--- Begin ---

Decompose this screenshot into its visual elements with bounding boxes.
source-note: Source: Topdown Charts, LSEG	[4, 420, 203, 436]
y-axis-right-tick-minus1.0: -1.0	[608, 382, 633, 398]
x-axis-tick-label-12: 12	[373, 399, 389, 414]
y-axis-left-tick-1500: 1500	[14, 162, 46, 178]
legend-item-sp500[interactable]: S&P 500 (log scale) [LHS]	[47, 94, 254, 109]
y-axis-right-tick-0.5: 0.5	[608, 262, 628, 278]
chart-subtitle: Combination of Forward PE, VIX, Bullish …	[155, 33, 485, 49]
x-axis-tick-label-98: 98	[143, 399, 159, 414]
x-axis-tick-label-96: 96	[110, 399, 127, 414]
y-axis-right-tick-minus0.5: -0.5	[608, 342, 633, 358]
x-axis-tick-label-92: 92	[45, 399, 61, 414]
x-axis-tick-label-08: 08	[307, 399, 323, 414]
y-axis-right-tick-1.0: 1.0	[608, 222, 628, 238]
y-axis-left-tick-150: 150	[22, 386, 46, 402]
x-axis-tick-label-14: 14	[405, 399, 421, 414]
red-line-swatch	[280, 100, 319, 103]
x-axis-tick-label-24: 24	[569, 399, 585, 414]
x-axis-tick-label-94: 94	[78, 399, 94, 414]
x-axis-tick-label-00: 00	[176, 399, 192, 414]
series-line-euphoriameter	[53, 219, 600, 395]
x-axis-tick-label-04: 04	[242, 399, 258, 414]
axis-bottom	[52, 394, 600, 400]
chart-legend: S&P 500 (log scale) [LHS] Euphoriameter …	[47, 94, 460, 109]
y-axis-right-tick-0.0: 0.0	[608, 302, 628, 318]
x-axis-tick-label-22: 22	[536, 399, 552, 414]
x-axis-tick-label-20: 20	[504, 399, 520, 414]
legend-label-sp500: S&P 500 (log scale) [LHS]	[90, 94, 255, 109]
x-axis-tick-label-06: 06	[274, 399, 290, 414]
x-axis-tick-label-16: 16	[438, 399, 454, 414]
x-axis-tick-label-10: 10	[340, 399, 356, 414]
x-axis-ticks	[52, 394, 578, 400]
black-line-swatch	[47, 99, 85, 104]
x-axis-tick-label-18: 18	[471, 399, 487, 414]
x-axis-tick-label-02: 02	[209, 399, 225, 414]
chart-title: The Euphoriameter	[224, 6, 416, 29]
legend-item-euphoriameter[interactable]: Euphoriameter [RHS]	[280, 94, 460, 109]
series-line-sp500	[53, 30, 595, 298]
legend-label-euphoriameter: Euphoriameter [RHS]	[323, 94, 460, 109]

--- End ---
--- Begin ---

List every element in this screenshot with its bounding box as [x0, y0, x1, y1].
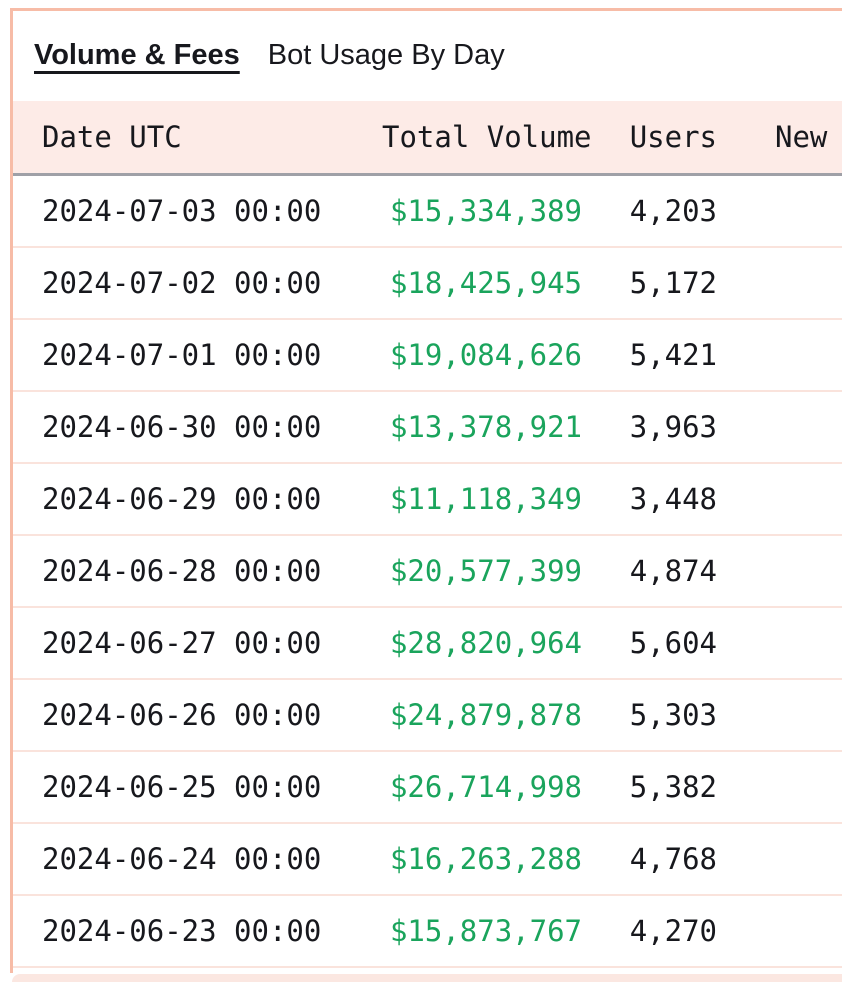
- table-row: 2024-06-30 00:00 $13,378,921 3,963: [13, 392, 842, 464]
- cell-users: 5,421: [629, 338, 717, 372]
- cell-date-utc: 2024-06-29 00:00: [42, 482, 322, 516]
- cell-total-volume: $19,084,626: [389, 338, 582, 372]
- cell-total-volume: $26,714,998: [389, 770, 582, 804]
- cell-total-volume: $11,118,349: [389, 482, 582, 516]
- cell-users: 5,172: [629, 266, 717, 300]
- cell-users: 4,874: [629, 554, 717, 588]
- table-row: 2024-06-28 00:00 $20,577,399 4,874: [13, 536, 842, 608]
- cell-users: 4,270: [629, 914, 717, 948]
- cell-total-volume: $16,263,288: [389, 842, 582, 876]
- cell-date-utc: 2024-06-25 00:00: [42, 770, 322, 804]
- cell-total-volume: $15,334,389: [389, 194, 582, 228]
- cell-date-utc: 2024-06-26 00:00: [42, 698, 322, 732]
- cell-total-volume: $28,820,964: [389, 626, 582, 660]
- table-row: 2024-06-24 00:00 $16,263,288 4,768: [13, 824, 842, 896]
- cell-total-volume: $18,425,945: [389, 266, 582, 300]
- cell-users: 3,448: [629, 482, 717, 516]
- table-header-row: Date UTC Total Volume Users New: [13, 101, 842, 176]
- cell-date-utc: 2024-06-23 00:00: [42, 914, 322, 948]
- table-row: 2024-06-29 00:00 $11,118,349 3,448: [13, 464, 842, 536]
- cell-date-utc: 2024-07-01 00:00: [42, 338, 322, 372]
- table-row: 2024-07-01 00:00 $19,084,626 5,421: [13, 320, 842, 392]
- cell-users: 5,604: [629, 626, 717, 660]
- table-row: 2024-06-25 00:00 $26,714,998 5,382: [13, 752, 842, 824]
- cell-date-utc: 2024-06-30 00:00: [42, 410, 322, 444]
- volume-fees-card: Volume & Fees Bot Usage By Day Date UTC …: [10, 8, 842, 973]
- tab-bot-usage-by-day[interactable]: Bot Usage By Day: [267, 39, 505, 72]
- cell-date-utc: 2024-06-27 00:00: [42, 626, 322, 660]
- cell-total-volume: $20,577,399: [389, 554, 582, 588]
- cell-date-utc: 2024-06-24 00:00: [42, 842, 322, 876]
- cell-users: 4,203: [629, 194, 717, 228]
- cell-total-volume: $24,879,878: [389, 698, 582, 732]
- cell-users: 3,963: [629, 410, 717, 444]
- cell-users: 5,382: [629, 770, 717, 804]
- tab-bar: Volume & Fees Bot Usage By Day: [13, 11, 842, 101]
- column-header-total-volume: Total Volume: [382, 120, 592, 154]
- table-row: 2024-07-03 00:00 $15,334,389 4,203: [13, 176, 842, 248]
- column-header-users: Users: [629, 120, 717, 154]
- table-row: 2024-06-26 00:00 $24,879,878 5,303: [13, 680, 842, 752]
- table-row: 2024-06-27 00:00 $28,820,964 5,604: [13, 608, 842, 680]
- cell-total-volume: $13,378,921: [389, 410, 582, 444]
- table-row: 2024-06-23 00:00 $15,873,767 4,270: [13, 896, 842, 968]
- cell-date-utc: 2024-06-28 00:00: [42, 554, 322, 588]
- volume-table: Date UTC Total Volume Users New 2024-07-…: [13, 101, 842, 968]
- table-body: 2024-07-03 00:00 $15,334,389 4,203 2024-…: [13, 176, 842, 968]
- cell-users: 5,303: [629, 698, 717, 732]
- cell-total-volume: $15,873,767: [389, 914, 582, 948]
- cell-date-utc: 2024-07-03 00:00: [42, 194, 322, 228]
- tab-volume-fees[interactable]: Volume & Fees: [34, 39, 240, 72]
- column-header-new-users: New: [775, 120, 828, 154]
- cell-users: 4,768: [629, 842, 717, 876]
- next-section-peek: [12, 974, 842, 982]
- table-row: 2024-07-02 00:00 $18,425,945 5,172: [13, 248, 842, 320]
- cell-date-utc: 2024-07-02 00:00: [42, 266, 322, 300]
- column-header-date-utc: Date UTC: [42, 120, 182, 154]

--- End ---

• Request: Print the rows between the line containing "- table-row: 2024-06-30" and the line containing "- cell-date-utc: 2024-06-27", inclusive, reproducing each one verbatim.

• Task response:
- table-row: 2024-06-30 00:00 $13,378,921 3,963: [13, 392, 842, 464]
- cell-users: 5,421: [629, 338, 717, 372]
- cell-date-utc: 2024-06-29 00:00: [42, 482, 322, 516]
- cell-total-volume: $19,084,626: [389, 338, 582, 372]
- cell-total-volume: $26,714,998: [389, 770, 582, 804]
- cell-total-volume: $11,118,349: [389, 482, 582, 516]
- cell-users: 5,172: [629, 266, 717, 300]
- cell-users: 4,874: [629, 554, 717, 588]
- table-row: 2024-06-28 00:00 $20,577,399 4,874: [13, 536, 842, 608]
- cell-users: 4,270: [629, 914, 717, 948]
- cell-total-volume: $16,263,288: [389, 842, 582, 876]
- cell-date-utc: 2024-06-25 00:00: [42, 770, 322, 804]
- cell-total-volume: $15,334,389: [389, 194, 582, 228]
- cell-date-utc: 2024-06-26 00:00: [42, 698, 322, 732]
- cell-total-volume: $28,820,964: [389, 626, 582, 660]
- table-row: 2024-06-24 00:00 $16,263,288 4,768: [13, 824, 842, 896]
- cell-total-volume: $18,425,945: [389, 266, 582, 300]
- cell-users: 3,448: [629, 482, 717, 516]
- table-header-row: Date UTC Total Volume Users New: [13, 101, 842, 176]
- cell-date-utc: 2024-06-23 00:00: [42, 914, 322, 948]
- table-row: 2024-06-29 00:00 $11,118,349 3,448: [13, 464, 842, 536]
- cell-date-utc: 2024-07-01 00:00: [42, 338, 322, 372]
- table-row: 2024-07-01 00:00 $19,084,626 5,421: [13, 320, 842, 392]
- cell-users: 5,604: [629, 626, 717, 660]
- table-row: 2024-06-25 00:00 $26,714,998 5,382: [13, 752, 842, 824]
- cell-date-utc: 2024-06-30 00:00: [42, 410, 322, 444]
- volume-fees-card: Volume & Fees Bot Usage By Day Date UTC …: [10, 8, 842, 973]
- tab-bot-usage-by-day[interactable]: Bot Usage By Day: [267, 39, 505, 72]
- cell-date-utc: 2024-06-27 00:00: [42, 626, 322, 660]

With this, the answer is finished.